## [Directions]
In the copy, include every entry exactly but none of the pictures.

## [Data excerpts]
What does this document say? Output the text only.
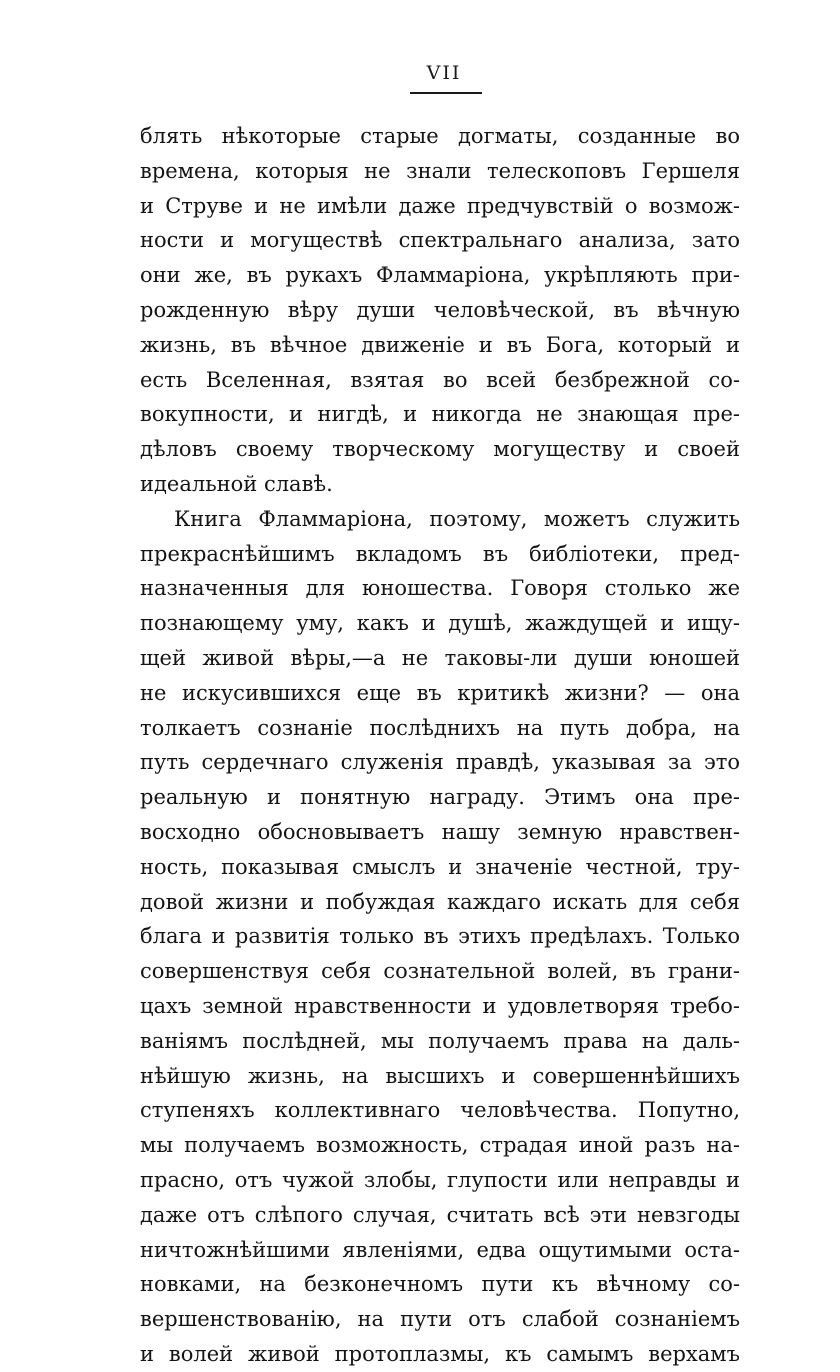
VII
блять нѣкоторые старые догматы, созданные во
времена, которыя не знали телескоповъ Гершеля
и Струве и не имѣли даже предчувствій о возмож-
ности и могуществѣ спектральнаго анализа, зато
они же, въ рукахъ Фламмаріона, укрѣпляють при-
рожденную вѣру души человѣческой, въ вѣчную
жизнь, въ вѣчное движеніе и въ Бога, который и
есть Вселенная, взятая во всей безбрежной со-
вокупности, и нигдѣ, и никогда не знающая пре-
дѣловъ своему творческому могуществу и своей
идеальной славѣ.
Книга Фламмаріона, поэтому, можетъ служить
прекраснѣйшимъ вкладомъ въ библіотеки, пред-
назначенныя для юношества. Говоря столько же
познающему уму, какъ и душѣ, жаждущей и ищу-
щей живой вѣры,—а не таковы-ли души юношей
не искусившихся еще въ критикѣ жизни? — она
толкаетъ сознаніе послѣднихъ на путь добра, на
путь сердечнаго служенія правдѣ, указывая за это
реальную и понятную награду. Этимъ она пре-
восходно обосновываетъ нашу земную нравствен-
ность, показывая смыслъ и значеніе честной, тру-
довой жизни и побуждая каждаго искать для себя
блага и развитія только въ этихъ предѣлахъ. Только
совершенствуя себя сознательной волей, въ грани-
цахъ земной нравственности и удовлетворяя требо-
ваніямъ послѣдней, мы получаемъ права на даль-
нѣйшую жизнь, на высшихъ и совершеннѣйшихъ
ступеняхъ коллективнаго человѣчества. Попутно,
мы получаемъ возможность, страдая иной разъ на-
прасно, отъ чужой злобы, глупости или неправды и
даже отъ слѣпого случая, считать всѣ эти невзгоды
ничтожнѣйшими явленіями, едва ощутимыми оста-
новками, на безконечномъ пути къ вѣчному со-
вершенствованію, на пути отъ слабой сознаніемъ
и волей живой протоплазмы, къ самымъ верхамъ
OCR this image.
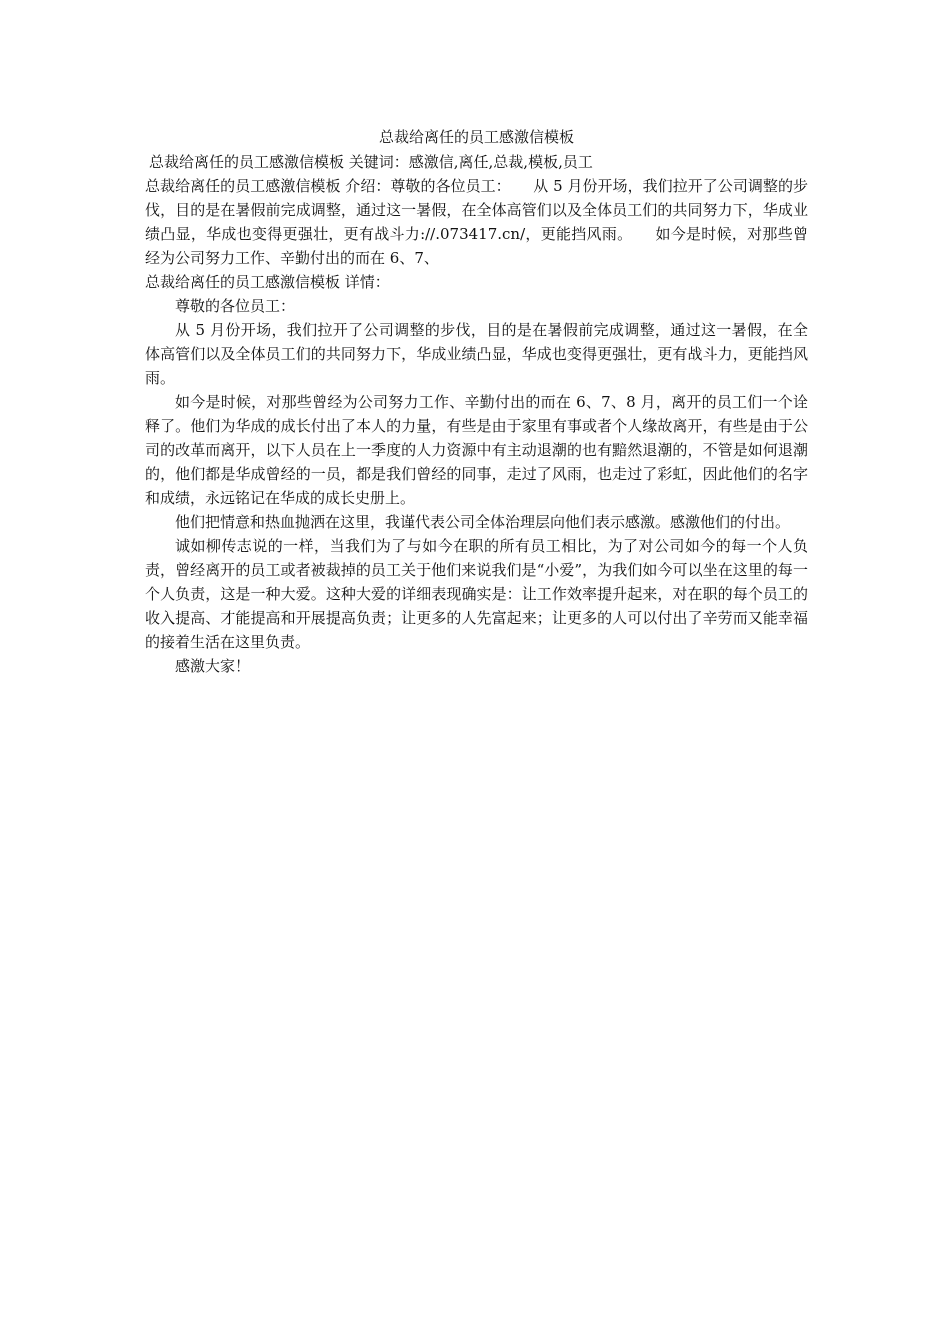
总裁给离任的员工感激信模板

总裁给离任的员工感激信模板 关键词：感激信,离任,总裁,模板,员工

总裁给离任的员工感激信模板 介绍：尊敬的各位员工：　　从 5 月份开场，我们拉开了公司调整的步伐，目的是在暑假前完成调整，通过这一暑假，在全体高管们以及全体员工们的共同努力下，华成业绩凸显，华成也变得更强壮，更有战斗力://.073417.cn/，更能挡风雨。　　如今是时候，对那些曾经为公司努力工作、辛勤付出的而在 6、7、

总裁给离任的员工感激信模板 详情：

尊敬的各位员工：

从 5 月份开场，我们拉开了公司调整的步伐，目的是在暑假前完成调整，通过这一暑假，在全体高管们以及全体员工们的共同努力下，华成业绩凸显，华成也变得更强壮，更有战斗力，更能挡风雨。

如今是时候，对那些曾经为公司努力工作、辛勤付出的而在 6、7、8 月，离开的员工们一个诠释了。他们为华成的成长付出了本人的力量，有些是由于家里有事或者个人缘故离开，有些是由于公司的改革而离开，以下人员在上一季度的人力资源中有主动退潮的也有黯然退潮的，不管是如何退潮的，他们都是华成曾经的一员，都是我们曾经的同事，走过了风雨，也走过了彩虹，因此他们的名字和成绩，永远铭记在华成的成长史册上。

他们把情意和热血抛洒在这里，我谨代表公司全体治理层向他们表示感激。感激他们的付出。

诚如柳传志说的一样，当我们为了与如今在职的所有员工相比，为了对公司如今的每一个人负责，曾经离开的员工或者被裁掉的员工关于他们来说我们是“小爱”，为我们如今可以坐在这里的每一个人负责，这是一种大爱。这种大爱的详细表现确实是：让工作效率提升起来，对在职的每个员工的收入提高、才能提高和开展提高负责；让更多的人先富起来；让更多的人可以付出了辛劳而又能幸福的接着生活在这里负责。

感激大家！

## [Reply to the exercise]
What does this document say? Output the text only.
VII
блять нѣкоторые старые догматы, созданные во
времена, которыя не знали телескоповъ Гершеля
и Струве и не имѣли даже предчувствій о возмож-
ности и могуществѣ спектральнаго анализа, зато
они же, въ рукахъ Фламмаріона, укрѣпляють при-
рожденную вѣру души человѣческой, въ вѣчную
жизнь, въ вѣчное движеніе и въ Бога, который и
есть Вселенная, взятая во всей безбрежной со-
вокупности, и нигдѣ, и никогда не знающая пре-
дѣловъ своему творческому могуществу и своей
идеальной славѣ.
Книга Фламмаріона, поэтому, можетъ служить
прекраснѣйшимъ вкладомъ въ библіотеки, пред-
назначенныя для юношества. Говоря столько же
познающему уму, какъ и душѣ, жаждущей и ищу-
щей живой вѣры,—а не таковы-ли души юношей
не искусившихся еще въ критикѣ жизни? — она
толкаетъ сознаніе послѣднихъ на путь добра, на
путь сердечнаго служенія правдѣ, указывая за это
реальную и понятную награду. Этимъ она пре-
восходно обосновываетъ нашу земную нравствен-
ность, показывая смыслъ и значеніе честной, тру-
довой жизни и побуждая каждаго искать для себя
блага и развитія только въ этихъ предѣлахъ. Только
совершенствуя себя сознательной волей, въ грани-
цахъ земной нравственности и удовлетворяя требо-
ваніямъ послѣдней, мы получаемъ права на даль-
нѣйшую жизнь, на высшихъ и совершеннѣйшихъ
ступеняхъ коллективнаго человѣчества. Попутно,
мы получаемъ возможность, страдая иной разъ на-
прасно, отъ чужой злобы, глупости или неправды и
даже отъ слѣпого случая, считать всѣ эти невзгоды
ничтожнѣйшими явленіями, едва ощутимыми оста-
новками, на безконечномъ пути къ вѣчному со-
вершенствованію, на пути отъ слабой сознаніемъ
и волей живой протоплазмы, къ самымъ верхамъ
OCR this image.
总裁给离任的员工感激信模板

总裁给离任的员工感激信模板 关键词：感激信,离任,总裁,模板,员工

总裁给离任的员工感激信模板 介绍：尊敬的各位员工：　　从 5 月份开场，我们拉开了公司调整的步伐，目的是在暑假前完成调整，通过这一暑假，在全体高管们以及全体员工们的共同努力下，华成业绩凸显，华成也变得更强壮，更有战斗力://.073417.cn/，更能挡风雨。　　如今是时候，对那些曾经为公司努力工作、辛勤付出的而在 6、7、

总裁给离任的员工感激信模板 详情：

尊敬的各位员工：

从 5 月份开场，我们拉开了公司调整的步伐，目的是在暑假前完成调整，通过这一暑假，在全体高管们以及全体员工们的共同努力下，华成业绩凸显，华成也变得更强壮，更有战斗力，更能挡风雨。

如今是时候，对那些曾经为公司努力工作、辛勤付出的而在 6、7、8 月，离开的员工们一个诠释了。他们为华成的成长付出了本人的力量，有些是由于家里有事或者个人缘故离开，有些是由于公司的改革而离开，以下人员在上一季度的人力资源中有主动退潮的也有黯然退潮的，不管是如何退潮的，他们都是华成曾经的一员，都是我们曾经的同事，走过了风雨，也走过了彩虹，因此他们的名字和成绩，永远铭记在华成的成长史册上。

他们把情意和热血抛洒在这里，我谨代表公司全体治理层向他们表示感激。感激他们的付出。

诚如柳传志说的一样，当我们为了与如今在职的所有员工相比，为了对公司如今的每一个人负责，曾经离开的员工或者被裁掉的员工关于他们来说我们是“小爱”，为我们如今可以坐在这里的每一个人负责，这是一种大爱。这种大爱的详细表现确实是：让工作效率提升起来，对在职的每个员工的收入提高、才能提高和开展提高负责；让更多的人先富起来；让更多的人可以付出了辛劳而又能幸福的接着生活在这里负责。

感激大家！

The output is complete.